======== Data entries

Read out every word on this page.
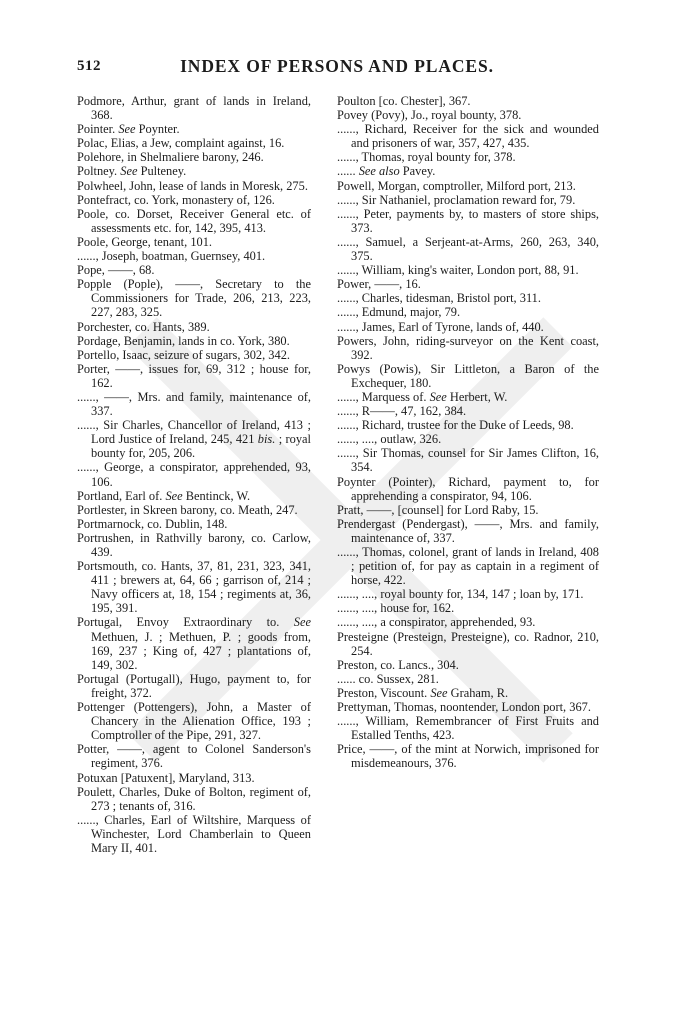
512	INDEX OF PERSONS AND PLACES.
Podmore, Arthur, grant of lands in Ireland, 368.
Pointer. See Poynter.
Polac, Elias, a Jew, complaint against, 16.
Polehore, in Shelmaliere barony, 246.
Poltney. See Pulteney.
Polwheel, John, lease of lands in Moresk, 275.
Pontefract, co. York, monastery of, 126.
Poole, co. Dorset, Receiver General etc. of assessments etc. for, 142, 395, 413.
Poole, George, tenant, 101.
......, Joseph, boatman, Guernsey, 401.
Pope, ——, 68.
Popple (Pople), ——, Secretary to the Commissioners for Trade, 206, 213, 223, 227, 283, 325.
Porchester, co. Hants, 389.
Pordage, Benjamin, lands in co. York, 380.
Portello, Isaac, seizure of sugars, 302, 342.
Porter, ——, issues for, 69, 312 ; house for, 162.
......, ——, Mrs. and family, maintenance of, 337.
......, Sir Charles, Chancellor of Ireland, 413 ; Lord Justice of Ireland, 245, 421 bis. ; royal bounty for, 205, 206.
......, George, a conspirator, apprehended, 93, 106.
Portland, Earl of. See Bentinck, W.
Portlester, in Skreen barony, co. Meath, 247.
Portmarnock, co. Dublin, 148.
Portrushen, in Rathvilly barony, co. Carlow, 439.
Portsmouth, co. Hants, 37, 81, 231, 323, 341, 411 ; brewers at, 64, 66 ; garrison of, 214 ; Navy officers at, 18, 154 ; regiments at, 36, 195, 391.
Portugal, Envoy Extraordinary to. See Methuen, J. ; Methuen, P. ; goods from, 169, 237 ; King of, 427 ; plantations of, 149, 302.
Portugal (Portugall), Hugo, payment to, for freight, 372.
Pottenger (Pottengers), John, a Master of Chancery in the Alienation Office, 193 ; Comptroller of the Pipe, 291, 327.
Potter, ——, agent to Colonel Sanderson's regiment, 376.
Potuxan [Patuxent], Maryland, 313.
Poulett, Charles, Duke of Bolton, regiment of, 273 ; tenants of, 316.
......, Charles, Earl of Wiltshire, Marquess of Winchester, Lord Chamberlain to Queen Mary II, 401.
Poulton [co. Chester], 367.
Povey (Povy), Jo., royal bounty, 378.
......, Richard, Receiver for the sick and wounded and prisoners of war, 357, 427, 435.
......, Thomas, royal bounty for, 378.
...... See also Pavey.
Powell, Morgan, comptroller, Milford port, 213.
......, Sir Nathaniel, proclamation reward for, 79.
......, Peter, payments by, to masters of store ships, 373.
......, Samuel, a Serjeant-at-Arms, 260, 263, 340, 375.
......, William, king's waiter, London port, 88, 91.
Power, ——, 16.
......, Charles, tidesman, Bristol port, 311.
......, Edmund, major, 79.
......, James, Earl of Tyrone, lands of, 440.
Powers, John, riding-surveyor on the Kent coast, 392.
Powys (Powis), Sir Littleton, a Baron of the Exchequer, 180.
......, Marquess of. See Herbert, W.
......, R——, 47, 162, 384.
......, Richard, trustee for the Duke of Leeds, 98.
......, ...., outlaw, 326.
......, Sir Thomas, counsel for Sir James Clifton, 16, 354.
Poynter (Pointer), Richard, payment to, for apprehending a conspirator, 94, 106.
Pratt, ——, [counsel] for Lord Raby, 15.
Prendergast (Pendergast), ——, Mrs. and family, maintenance of, 337.
......, Thomas, colonel, grant of lands in Ireland, 408 ; petition of, for pay as captain in a regiment of horse, 422.
......, ...., royal bounty for, 134, 147 ; loan by, 171.
......, ...., house for, 162.
......, ...., a conspirator, apprehended, 93.
Presteigne (Presteign, Presteigne), co. Radnor, 210, 254.
Preston, co. Lancs., 304.
...... co. Sussex, 281.
Preston, Viscount. See Graham, R.
Prettyman, Thomas, noontender, London port, 367.
......, William, Remembrancer of First Fruits and Estalled Tenths, 423.
Price, ——, of the mint at Norwich, imprisoned for misdemeanours, 376.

================

(What is asked): Each line of the data should be quoted exactly, with pictures left out.

(Task output):
Read out every word on this page.
512	INDEX OF PERSONS AND PLACES.
Podmore, Arthur, grant of lands in Ireland, 368.
Pointer. See Poynter.
Polac, Elias, a Jew, complaint against, 16.
Polehore, in Shelmaliere barony, 246.
Poltney. See Pulteney.
Polwheel, John, lease of lands in Moresk, 275.
Pontefract, co. York, monastery of, 126.
Poole, co. Dorset, Receiver General etc. of assessments etc. for, 142, 395, 413.
Poole, George, tenant, 101.
......, Joseph, boatman, Guernsey, 401.
Pope, ——, 68.
Popple (Pople), ——, Secretary to the Commissioners for Trade, 206, 213, 223, 227, 283, 325.
Porchester, co. Hants, 389.
Pordage, Benjamin, lands in co. York, 380.
Portello, Isaac, seizure of sugars, 302, 342.
Porter, ——, issues for, 69, 312 ; house for, 162.
......, ——, Mrs. and family, maintenance of, 337.
......, Sir Charles, Chancellor of Ireland, 413 ; Lord Justice of Ireland, 245, 421 bis. ; royal bounty for, 205, 206.
......, George, a conspirator, apprehended, 93, 106.
Portland, Earl of. See Bentinck, W.
Portlester, in Skreen barony, co. Meath, 247.
Portmarnock, co. Dublin, 148.
Portrushen, in Rathvilly barony, co. Carlow, 439.
Portsmouth, co. Hants, 37, 81, 231, 323, 341, 411 ; brewers at, 64, 66 ; garrison of, 214 ; Navy officers at, 18, 154 ; regiments at, 36, 195, 391.
Portugal, Envoy Extraordinary to. See Methuen, J. ; Methuen, P. ; goods from, 169, 237 ; King of, 427 ; plantations of, 149, 302.
Portugal (Portugall), Hugo, payment to, for freight, 372.
Pottenger (Pottengers), John, a Master of Chancery in the Alienation Office, 193 ; Comptroller of the Pipe, 291, 327.
Potter, ——, agent to Colonel Sanderson's regiment, 376.
Potuxan [Patuxent], Maryland, 313.
Poulett, Charles, Duke of Bolton, regiment of, 273 ; tenants of, 316.
......, Charles, Earl of Wiltshire, Marquess of Winchester, Lord Chamberlain to Queen Mary II, 401.
Poulton [co. Chester], 367.
Povey (Povy), Jo., royal bounty, 378.
......, Richard, Receiver for the sick and wounded and prisoners of war, 357, 427, 435.
......, Thomas, royal bounty for, 378.
...... See also Pavey.
Powell, Morgan, comptroller, Milford port, 213.
......, Sir Nathaniel, proclamation reward for, 79.
......, Peter, payments by, to masters of store ships, 373.
......, Samuel, a Serjeant-at-Arms, 260, 263, 340, 375.
......, William, king's waiter, London port, 88, 91.
Power, ——, 16.
......, Charles, tidesman, Bristol port, 311.
......, Edmund, major, 79.
......, James, Earl of Tyrone, lands of, 440.
Powers, John, riding-surveyor on the Kent coast, 392.
Powys (Powis), Sir Littleton, a Baron of the Exchequer, 180.
......, Marquess of. See Herbert, W.
......, R——, 47, 162, 384.
......, Richard, trustee for the Duke of Leeds, 98.
......, ...., outlaw, 326.
......, Sir Thomas, counsel for Sir James Clifton, 16, 354.
Poynter (Pointer), Richard, payment to, for apprehending a conspirator, 94, 106.
Pratt, ——, [counsel] for Lord Raby, 15.
Prendergast (Pendergast), ——, Mrs. and family, maintenance of, 337.
......, Thomas, colonel, grant of lands in Ireland, 408 ; petition of, for pay as captain in a regiment of horse, 422.
......, ...., royal bounty for, 134, 147 ; loan by, 171.
......, ...., house for, 162.
......, ...., a conspirator, apprehended, 93.
Presteigne (Presteign, Presteigne), co. Radnor, 210, 254.
Preston, co. Lancs., 304.
...... co. Sussex, 281.
Preston, Viscount. See Graham, R.
Prettyman, Thomas, noontender, London port, 367.
......, William, Remembrancer of First Fruits and Estalled Tenths, 423.
Price, ——, of the mint at Norwich, imprisoned for misdemeanours, 376.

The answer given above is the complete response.